Convert every line of the records below into one numbered list, dropping any blank lines.

═══ ITEMS

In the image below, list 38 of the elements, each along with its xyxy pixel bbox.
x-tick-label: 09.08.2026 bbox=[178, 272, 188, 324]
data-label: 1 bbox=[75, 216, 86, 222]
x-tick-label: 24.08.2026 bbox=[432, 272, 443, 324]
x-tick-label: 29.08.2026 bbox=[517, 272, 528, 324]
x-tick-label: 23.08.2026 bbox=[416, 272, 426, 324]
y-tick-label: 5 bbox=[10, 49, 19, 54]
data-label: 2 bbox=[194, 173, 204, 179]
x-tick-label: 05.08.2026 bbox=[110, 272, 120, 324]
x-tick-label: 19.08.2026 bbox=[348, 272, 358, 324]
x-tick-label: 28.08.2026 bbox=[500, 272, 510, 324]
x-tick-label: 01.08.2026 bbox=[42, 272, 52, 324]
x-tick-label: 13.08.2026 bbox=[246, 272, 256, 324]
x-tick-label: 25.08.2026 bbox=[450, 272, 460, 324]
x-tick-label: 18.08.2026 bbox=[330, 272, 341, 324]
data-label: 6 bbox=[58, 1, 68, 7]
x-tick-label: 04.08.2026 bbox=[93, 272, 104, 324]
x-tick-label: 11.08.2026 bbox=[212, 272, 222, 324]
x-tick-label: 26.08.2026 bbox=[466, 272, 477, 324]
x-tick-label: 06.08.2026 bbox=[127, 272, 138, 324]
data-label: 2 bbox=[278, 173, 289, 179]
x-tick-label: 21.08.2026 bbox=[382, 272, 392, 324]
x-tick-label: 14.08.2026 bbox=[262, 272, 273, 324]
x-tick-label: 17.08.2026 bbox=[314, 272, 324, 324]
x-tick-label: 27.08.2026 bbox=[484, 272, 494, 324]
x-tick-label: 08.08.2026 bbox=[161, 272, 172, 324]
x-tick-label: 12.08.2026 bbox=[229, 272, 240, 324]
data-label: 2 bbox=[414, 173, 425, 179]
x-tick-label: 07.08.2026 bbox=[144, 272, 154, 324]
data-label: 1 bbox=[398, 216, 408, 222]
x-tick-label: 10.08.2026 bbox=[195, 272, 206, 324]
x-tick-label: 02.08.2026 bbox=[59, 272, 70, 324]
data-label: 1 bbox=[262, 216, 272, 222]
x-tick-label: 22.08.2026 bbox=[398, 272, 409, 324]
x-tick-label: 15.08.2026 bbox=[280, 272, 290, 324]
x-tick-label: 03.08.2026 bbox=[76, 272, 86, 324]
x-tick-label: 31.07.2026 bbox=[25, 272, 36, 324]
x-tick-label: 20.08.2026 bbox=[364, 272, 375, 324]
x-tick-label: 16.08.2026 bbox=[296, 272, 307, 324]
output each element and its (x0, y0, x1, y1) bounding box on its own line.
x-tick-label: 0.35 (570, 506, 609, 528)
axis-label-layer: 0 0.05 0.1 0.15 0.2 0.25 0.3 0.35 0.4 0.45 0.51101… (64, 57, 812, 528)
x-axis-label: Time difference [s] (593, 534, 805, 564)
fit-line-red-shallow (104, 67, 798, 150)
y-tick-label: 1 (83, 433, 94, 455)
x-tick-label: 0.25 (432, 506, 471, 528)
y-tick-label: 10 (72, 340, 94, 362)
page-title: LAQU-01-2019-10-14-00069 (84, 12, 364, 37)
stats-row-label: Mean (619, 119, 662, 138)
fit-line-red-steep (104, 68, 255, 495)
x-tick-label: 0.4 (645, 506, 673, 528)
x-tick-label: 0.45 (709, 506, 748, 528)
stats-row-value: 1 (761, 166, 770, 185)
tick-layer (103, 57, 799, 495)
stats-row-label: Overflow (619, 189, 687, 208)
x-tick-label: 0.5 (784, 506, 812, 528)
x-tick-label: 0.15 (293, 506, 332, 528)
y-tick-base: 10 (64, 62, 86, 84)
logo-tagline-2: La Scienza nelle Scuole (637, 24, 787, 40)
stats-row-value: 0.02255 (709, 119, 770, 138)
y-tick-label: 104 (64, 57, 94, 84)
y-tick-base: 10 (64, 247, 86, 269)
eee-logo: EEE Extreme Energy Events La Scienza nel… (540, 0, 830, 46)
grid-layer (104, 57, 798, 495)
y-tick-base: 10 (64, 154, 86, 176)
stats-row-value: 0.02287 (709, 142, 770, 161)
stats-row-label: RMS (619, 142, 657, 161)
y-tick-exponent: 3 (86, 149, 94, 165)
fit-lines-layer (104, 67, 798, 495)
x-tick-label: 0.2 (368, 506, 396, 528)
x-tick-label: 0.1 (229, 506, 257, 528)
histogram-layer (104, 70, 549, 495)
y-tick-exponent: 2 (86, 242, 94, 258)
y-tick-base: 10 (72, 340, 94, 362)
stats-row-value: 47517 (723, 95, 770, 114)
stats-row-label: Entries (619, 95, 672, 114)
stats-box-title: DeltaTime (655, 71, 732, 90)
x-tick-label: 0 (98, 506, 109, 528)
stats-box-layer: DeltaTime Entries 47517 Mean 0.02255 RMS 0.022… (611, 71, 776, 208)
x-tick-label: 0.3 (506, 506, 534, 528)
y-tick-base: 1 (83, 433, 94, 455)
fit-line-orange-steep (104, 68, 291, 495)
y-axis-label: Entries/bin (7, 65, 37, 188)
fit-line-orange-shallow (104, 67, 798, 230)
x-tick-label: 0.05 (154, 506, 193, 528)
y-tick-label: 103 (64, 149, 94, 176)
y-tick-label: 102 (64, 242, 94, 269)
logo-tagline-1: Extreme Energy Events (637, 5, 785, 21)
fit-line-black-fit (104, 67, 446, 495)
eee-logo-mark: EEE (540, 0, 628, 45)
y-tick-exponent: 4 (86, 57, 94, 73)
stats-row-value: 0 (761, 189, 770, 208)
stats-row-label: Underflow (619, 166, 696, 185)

══════

● WRITTEN RESPONSE:
1. In the image below, list 38 of the elements, each along with its xyxy pixel bbox.
2. x-tick-label: 09.08.2026 bbox=[178, 272, 188, 324]
3. data-label: 1 bbox=[75, 216, 86, 222]
4. x-tick-label: 24.08.2026 bbox=[432, 272, 443, 324]
5. x-tick-label: 29.08.2026 bbox=[517, 272, 528, 324]
6. x-tick-label: 23.08.2026 bbox=[416, 272, 426, 324]
7. y-tick-label: 5 bbox=[10, 49, 19, 54]
8. data-label: 2 bbox=[194, 173, 204, 179]
9. x-tick-label: 05.08.2026 bbox=[110, 272, 120, 324]
10. x-tick-label: 19.08.2026 bbox=[348, 272, 358, 324]
11. x-tick-label: 28.08.2026 bbox=[500, 272, 510, 324]
12. x-tick-label: 01.08.2026 bbox=[42, 272, 52, 324]
13. x-tick-label: 13.08.2026 bbox=[246, 272, 256, 324]
14. x-tick-label: 25.08.2026 bbox=[450, 272, 460, 324]
15. x-tick-label: 18.08.2026 bbox=[330, 272, 341, 324]
16. data-label: 6 bbox=[58, 1, 68, 7]
17. x-tick-label: 04.08.2026 bbox=[93, 272, 104, 324]
18. x-tick-label: 11.08.2026 bbox=[212, 272, 222, 324]
19. x-tick-label: 26.08.2026 bbox=[466, 272, 477, 324]
20. x-tick-label: 06.08.2026 bbox=[127, 272, 138, 324]
21. data-label: 2 bbox=[278, 173, 289, 179]
22. x-tick-label: 21.08.2026 bbox=[382, 272, 392, 324]
23. x-tick-label: 14.08.2026 bbox=[262, 272, 273, 324]
24. x-tick-label: 17.08.2026 bbox=[314, 272, 324, 324]
25. x-tick-label: 27.08.2026 bbox=[484, 272, 494, 324]
26. x-tick-label: 08.08.2026 bbox=[161, 272, 172, 324]
27. x-tick-label: 12.08.2026 bbox=[229, 272, 240, 324]
28. data-label: 2 bbox=[414, 173, 425, 179]
29. x-tick-label: 07.08.2026 bbox=[144, 272, 154, 324]
30. data-label: 1 bbox=[398, 216, 408, 222]
31. x-tick-label: 10.08.2026 bbox=[195, 272, 206, 324]
32. x-tick-label: 02.08.2026 bbox=[59, 272, 70, 324]
33. data-label: 1 bbox=[262, 216, 272, 222]
34. x-tick-label: 22.08.2026 bbox=[398, 272, 409, 324]
35. x-tick-label: 15.08.2026 bbox=[280, 272, 290, 324]
36. x-tick-label: 03.08.2026 bbox=[76, 272, 86, 324]
37. x-tick-label: 31.07.2026 bbox=[25, 272, 36, 324]
38. x-tick-label: 20.08.2026 bbox=[364, 272, 375, 324]
39. x-tick-label: 16.08.2026 bbox=[296, 272, 307, 324]
40. output each element and its (x0, y0, x1, y1) bounding box on its own line.
41. x-tick-label: 0.35 (570, 506, 609, 528)
42. axis-label-layer: 0 0.05 0.1 0.15 0.2 0.25 0.3 0.35 0.4 0.45 0.51101… (64, 57, 812, 528)
43. x-axis-label: Time difference [s] (593, 534, 805, 564)
44. fit-line-red-shallow (104, 67, 798, 150)
45. y-tick-label: 1 (83, 433, 94, 455)
46. x-tick-label: 0.25 (432, 506, 471, 528)
47. y-tick-label: 10 (72, 340, 94, 362)
48. page-title: LAQU-01-2019-10-14-00069 (84, 12, 364, 37)
49. stats-row-label: Mean (619, 119, 662, 138)
50. fit-line-red-steep (104, 68, 255, 495)
51. x-tick-label: 0.4 (645, 506, 673, 528)
52. x-tick-label: 0.45 (709, 506, 748, 528)
53. stats-row-value: 1 (761, 166, 770, 185)
54. tick-layer (103, 57, 799, 495)
55. stats-row-label: Overflow (619, 189, 687, 208)
56. x-tick-label: 0.5 (784, 506, 812, 528)
57. x-tick-label: 0.15 (293, 506, 332, 528)
58. y-tick-base: 10 (64, 62, 86, 84)
59. logo-tagline-2: La Scienza nelle Scuole (637, 24, 787, 40)
60. stats-row-value: 0.02255 (709, 119, 770, 138)
61. y-tick-label: 104 (64, 57, 94, 84)
62. y-tick-base: 10 (64, 247, 86, 269)
63. eee-logo: EEE Extreme Energy Events La Scienza nel… (540, 0, 830, 46)
64. grid-layer (104, 57, 798, 495)
65. y-tick-base: 10 (64, 154, 86, 176)
66. stats-row-value: 0.02287 (709, 142, 770, 161)
67. stats-row-label: RMS (619, 142, 657, 161)
68. y-tick-exponent: 3 (86, 149, 94, 165)
69. fit-lines-layer (104, 67, 798, 495)
70. x-tick-label: 0.2 (368, 506, 396, 528)
71. x-tick-label: 0.1 (229, 506, 257, 528)
72. histogram-layer (104, 70, 549, 495)
73. y-tick-exponent: 2 (86, 242, 94, 258)
74. y-tick-base: 10 (72, 340, 94, 362)
75. stats-row-value: 47517 (723, 95, 770, 114)
76. stats-row-label: Entries (619, 95, 672, 114)
77. stats-box-title: DeltaTime (655, 71, 732, 90)
78. x-tick-label: 0 (98, 506, 109, 528)
79. stats-box-layer: DeltaTime Entries 47517 Mean 0.02255 RMS 0.022… (611, 71, 776, 208)
80. x-tick-label: 0.3 (506, 506, 534, 528)
81. y-tick-base: 1 (83, 433, 94, 455)
82. fit-line-orange-steep (104, 68, 291, 495)
83. y-axis-label: Entries/bin (7, 65, 37, 188)
84. fit-line-orange-shallow (104, 67, 798, 230)
85. x-tick-label: 0.05 (154, 506, 193, 528)
86. y-tick-label: 103 (64, 149, 94, 176)
87. y-tick-label: 102 (64, 242, 94, 269)
88. logo-tagline-1: Extreme Energy Events (637, 5, 785, 21)
89. fit-line-black-fit (104, 67, 446, 495)
90. eee-logo-mark: EEE (540, 0, 628, 45)
91. y-tick-exponent: 4 (86, 57, 94, 73)
92. stats-row-value: 0 (761, 189, 770, 208)
93. stats-row-label: Underflow (619, 166, 696, 185)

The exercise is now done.